### Dataset content ###

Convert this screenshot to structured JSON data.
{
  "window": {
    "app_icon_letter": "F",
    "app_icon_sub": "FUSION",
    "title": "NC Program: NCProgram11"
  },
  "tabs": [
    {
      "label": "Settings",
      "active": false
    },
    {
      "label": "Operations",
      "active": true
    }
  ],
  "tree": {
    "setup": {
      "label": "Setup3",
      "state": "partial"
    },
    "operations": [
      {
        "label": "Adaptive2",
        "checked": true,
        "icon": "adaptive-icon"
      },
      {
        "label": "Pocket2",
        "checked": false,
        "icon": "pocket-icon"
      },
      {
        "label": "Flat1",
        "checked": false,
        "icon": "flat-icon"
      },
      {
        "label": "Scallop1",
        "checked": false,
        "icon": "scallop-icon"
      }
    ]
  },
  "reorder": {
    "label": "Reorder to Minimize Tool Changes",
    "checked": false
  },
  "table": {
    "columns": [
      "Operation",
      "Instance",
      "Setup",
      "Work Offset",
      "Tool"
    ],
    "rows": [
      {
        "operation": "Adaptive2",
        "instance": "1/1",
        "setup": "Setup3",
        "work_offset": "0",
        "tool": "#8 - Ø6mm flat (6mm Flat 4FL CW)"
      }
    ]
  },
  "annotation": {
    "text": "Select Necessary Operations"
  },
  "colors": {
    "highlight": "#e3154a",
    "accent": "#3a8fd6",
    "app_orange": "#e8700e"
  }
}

###

Transcribe the material above in its entirety. Match it exactly.

Convert this screenshot to structured JSON data.
{
  "window": {
    "app_icon_letter": "F",
    "app_icon_sub": "FUSION",
    "title": "NC Program: NCProgram11"
  },
  "tabs": [
    {
      "label": "Settings",
      "active": false
    },
    {
      "label": "Operations",
      "active": true
    }
  ],
  "tree": {
    "setup": {
      "label": "Setup3",
      "state": "partial"
    },
    "operations": [
      {
        "label": "Adaptive2",
        "checked": true,
        "icon": "adaptive-icon"
      },
      {
        "label": "Pocket2",
        "checked": false,
        "icon": "pocket-icon"
      },
      {
        "label": "Flat1",
        "checked": false,
        "icon": "flat-icon"
      },
      {
        "label": "Scallop1",
        "checked": false,
        "icon": "scallop-icon"
      }
    ]
  },
  "reorder": {
    "label": "Reorder to Minimize Tool Changes",
    "checked": false
  },
  "table": {
    "columns": [
      "Operation",
      "Instance",
      "Setup",
      "Work Offset",
      "Tool"
    ],
    "rows": [
      {
        "operation": "Adaptive2",
        "instance": "1/1",
        "setup": "Setup3",
        "work_offset": "0",
        "tool": "#8 - Ø6mm flat (6mm Flat 4FL CW)"
      }
    ]
  },
  "annotation": {
    "text": "Select Necessary Operations"
  },
  "colors": {
    "highlight": "#e3154a",
    "accent": "#3a8fd6",
    "app_orange": "#e8700e"
  }
}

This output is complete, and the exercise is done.